• _GOAL_: Write out every line of the material as it stands, apart from the pictures.

(Raw records)
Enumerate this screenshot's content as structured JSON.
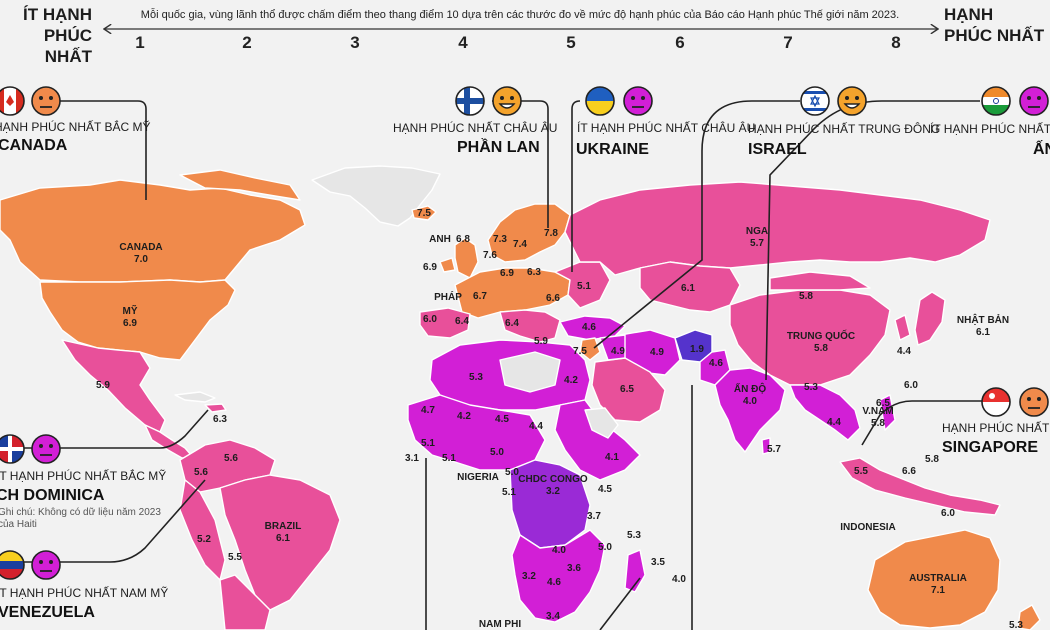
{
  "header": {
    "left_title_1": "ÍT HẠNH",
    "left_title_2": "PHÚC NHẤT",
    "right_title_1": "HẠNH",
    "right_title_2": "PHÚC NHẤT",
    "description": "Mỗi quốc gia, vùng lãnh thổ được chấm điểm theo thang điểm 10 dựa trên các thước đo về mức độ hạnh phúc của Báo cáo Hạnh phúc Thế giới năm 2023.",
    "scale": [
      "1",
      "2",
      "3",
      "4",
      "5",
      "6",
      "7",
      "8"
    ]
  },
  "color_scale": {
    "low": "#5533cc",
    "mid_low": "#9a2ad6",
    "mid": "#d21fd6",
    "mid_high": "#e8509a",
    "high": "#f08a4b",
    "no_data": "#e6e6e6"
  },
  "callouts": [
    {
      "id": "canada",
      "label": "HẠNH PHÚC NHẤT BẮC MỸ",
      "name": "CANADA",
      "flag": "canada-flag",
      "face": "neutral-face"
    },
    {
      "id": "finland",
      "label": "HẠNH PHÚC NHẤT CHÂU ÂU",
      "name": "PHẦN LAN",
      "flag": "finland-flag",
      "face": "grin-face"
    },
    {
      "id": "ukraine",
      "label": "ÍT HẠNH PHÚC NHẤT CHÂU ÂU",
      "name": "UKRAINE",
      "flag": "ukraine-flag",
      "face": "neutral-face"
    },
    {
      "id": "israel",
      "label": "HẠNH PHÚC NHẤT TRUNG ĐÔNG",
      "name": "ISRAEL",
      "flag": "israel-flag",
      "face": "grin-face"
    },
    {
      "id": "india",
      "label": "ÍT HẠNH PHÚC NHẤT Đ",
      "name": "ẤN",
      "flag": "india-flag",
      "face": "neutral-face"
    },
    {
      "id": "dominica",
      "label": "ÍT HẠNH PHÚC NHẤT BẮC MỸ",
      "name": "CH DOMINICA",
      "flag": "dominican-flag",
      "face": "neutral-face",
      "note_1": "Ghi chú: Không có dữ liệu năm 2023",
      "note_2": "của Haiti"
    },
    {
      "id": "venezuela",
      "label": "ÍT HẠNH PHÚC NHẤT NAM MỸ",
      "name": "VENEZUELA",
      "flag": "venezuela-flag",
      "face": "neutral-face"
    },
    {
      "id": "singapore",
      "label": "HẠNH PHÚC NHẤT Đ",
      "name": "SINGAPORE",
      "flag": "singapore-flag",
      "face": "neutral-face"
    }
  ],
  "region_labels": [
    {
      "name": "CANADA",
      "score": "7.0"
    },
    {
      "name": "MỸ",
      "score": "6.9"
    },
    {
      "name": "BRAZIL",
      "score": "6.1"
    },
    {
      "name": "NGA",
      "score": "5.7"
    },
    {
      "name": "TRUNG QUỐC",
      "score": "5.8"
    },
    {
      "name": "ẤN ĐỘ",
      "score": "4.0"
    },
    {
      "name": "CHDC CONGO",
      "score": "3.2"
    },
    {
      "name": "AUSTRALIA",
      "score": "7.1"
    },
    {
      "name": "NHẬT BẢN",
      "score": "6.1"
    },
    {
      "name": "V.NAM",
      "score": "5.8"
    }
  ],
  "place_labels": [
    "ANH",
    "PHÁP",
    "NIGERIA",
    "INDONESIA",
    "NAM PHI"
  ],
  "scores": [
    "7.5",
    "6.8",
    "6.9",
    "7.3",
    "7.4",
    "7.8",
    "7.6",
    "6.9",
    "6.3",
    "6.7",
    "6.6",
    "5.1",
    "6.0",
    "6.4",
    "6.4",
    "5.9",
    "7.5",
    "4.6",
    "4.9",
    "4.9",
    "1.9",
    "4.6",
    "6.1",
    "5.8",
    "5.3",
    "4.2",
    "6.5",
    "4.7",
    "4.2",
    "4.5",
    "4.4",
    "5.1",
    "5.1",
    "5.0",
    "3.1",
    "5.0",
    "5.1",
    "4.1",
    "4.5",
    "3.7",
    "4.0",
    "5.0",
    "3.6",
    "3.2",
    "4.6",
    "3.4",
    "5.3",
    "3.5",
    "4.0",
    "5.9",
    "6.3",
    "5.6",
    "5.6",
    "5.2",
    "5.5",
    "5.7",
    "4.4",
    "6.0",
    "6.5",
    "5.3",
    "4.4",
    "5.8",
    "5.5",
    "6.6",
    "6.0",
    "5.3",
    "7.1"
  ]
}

• _ANSWER_:
Enumerate this screenshot's content as structured JSON.
{
  "header": {
    "left_title_1": "ÍT HẠNH",
    "left_title_2": "PHÚC NHẤT",
    "right_title_1": "HẠNH",
    "right_title_2": "PHÚC NHẤT",
    "description": "Mỗi quốc gia, vùng lãnh thổ được chấm điểm theo thang điểm 10 dựa trên các thước đo về mức độ hạnh phúc của Báo cáo Hạnh phúc Thế giới năm 2023.",
    "scale": [
      "1",
      "2",
      "3",
      "4",
      "5",
      "6",
      "7",
      "8"
    ]
  },
  "color_scale": {
    "low": "#5533cc",
    "mid_low": "#9a2ad6",
    "mid": "#d21fd6",
    "mid_high": "#e8509a",
    "high": "#f08a4b",
    "no_data": "#e6e6e6"
  },
  "callouts": [
    {
      "id": "canada",
      "label": "HẠNH PHÚC NHẤT BẮC MỸ",
      "name": "CANADA",
      "flag": "canada-flag",
      "face": "neutral-face"
    },
    {
      "id": "finland",
      "label": "HẠNH PHÚC NHẤT CHÂU ÂU",
      "name": "PHẦN LAN",
      "flag": "finland-flag",
      "face": "grin-face"
    },
    {
      "id": "ukraine",
      "label": "ÍT HẠNH PHÚC NHẤT CHÂU ÂU",
      "name": "UKRAINE",
      "flag": "ukraine-flag",
      "face": "neutral-face"
    },
    {
      "id": "israel",
      "label": "HẠNH PHÚC NHẤT TRUNG ĐÔNG",
      "name": "ISRAEL",
      "flag": "israel-flag",
      "face": "grin-face"
    },
    {
      "id": "india",
      "label": "ÍT HẠNH PHÚC NHẤT Đ",
      "name": "ẤN",
      "flag": "india-flag",
      "face": "neutral-face"
    },
    {
      "id": "dominica",
      "label": "ÍT HẠNH PHÚC NHẤT BẮC MỸ",
      "name": "CH DOMINICA",
      "flag": "dominican-flag",
      "face": "neutral-face",
      "note_1": "Ghi chú: Không có dữ liệu năm 2023",
      "note_2": "của Haiti"
    },
    {
      "id": "venezuela",
      "label": "ÍT HẠNH PHÚC NHẤT NAM MỸ",
      "name": "VENEZUELA",
      "flag": "venezuela-flag",
      "face": "neutral-face"
    },
    {
      "id": "singapore",
      "label": "HẠNH PHÚC NHẤT Đ",
      "name": "SINGAPORE",
      "flag": "singapore-flag",
      "face": "neutral-face"
    }
  ],
  "region_labels": [
    {
      "name": "CANADA",
      "score": "7.0"
    },
    {
      "name": "MỸ",
      "score": "6.9"
    },
    {
      "name": "BRAZIL",
      "score": "6.1"
    },
    {
      "name": "NGA",
      "score": "5.7"
    },
    {
      "name": "TRUNG QUỐC",
      "score": "5.8"
    },
    {
      "name": "ẤN ĐỘ",
      "score": "4.0"
    },
    {
      "name": "CHDC CONGO",
      "score": "3.2"
    },
    {
      "name": "AUSTRALIA",
      "score": "7.1"
    },
    {
      "name": "NHẬT BẢN",
      "score": "6.1"
    },
    {
      "name": "V.NAM",
      "score": "5.8"
    }
  ],
  "place_labels": [
    "ANH",
    "PHÁP",
    "NIGERIA",
    "INDONESIA",
    "NAM PHI"
  ],
  "scores": [
    "7.5",
    "6.8",
    "6.9",
    "7.3",
    "7.4",
    "7.8",
    "7.6",
    "6.9",
    "6.3",
    "6.7",
    "6.6",
    "5.1",
    "6.0",
    "6.4",
    "6.4",
    "5.9",
    "7.5",
    "4.6",
    "4.9",
    "4.9",
    "1.9",
    "4.6",
    "6.1",
    "5.8",
    "5.3",
    "4.2",
    "6.5",
    "4.7",
    "4.2",
    "4.5",
    "4.4",
    "5.1",
    "5.1",
    "5.0",
    "3.1",
    "5.0",
    "5.1",
    "4.1",
    "4.5",
    "3.7",
    "4.0",
    "5.0",
    "3.6",
    "3.2",
    "4.6",
    "3.4",
    "5.3",
    "3.5",
    "4.0",
    "5.9",
    "6.3",
    "5.6",
    "5.6",
    "5.2",
    "5.5",
    "5.7",
    "4.4",
    "6.0",
    "6.5",
    "5.3",
    "4.4",
    "5.8",
    "5.5",
    "6.6",
    "6.0",
    "5.3",
    "7.1"
  ]
}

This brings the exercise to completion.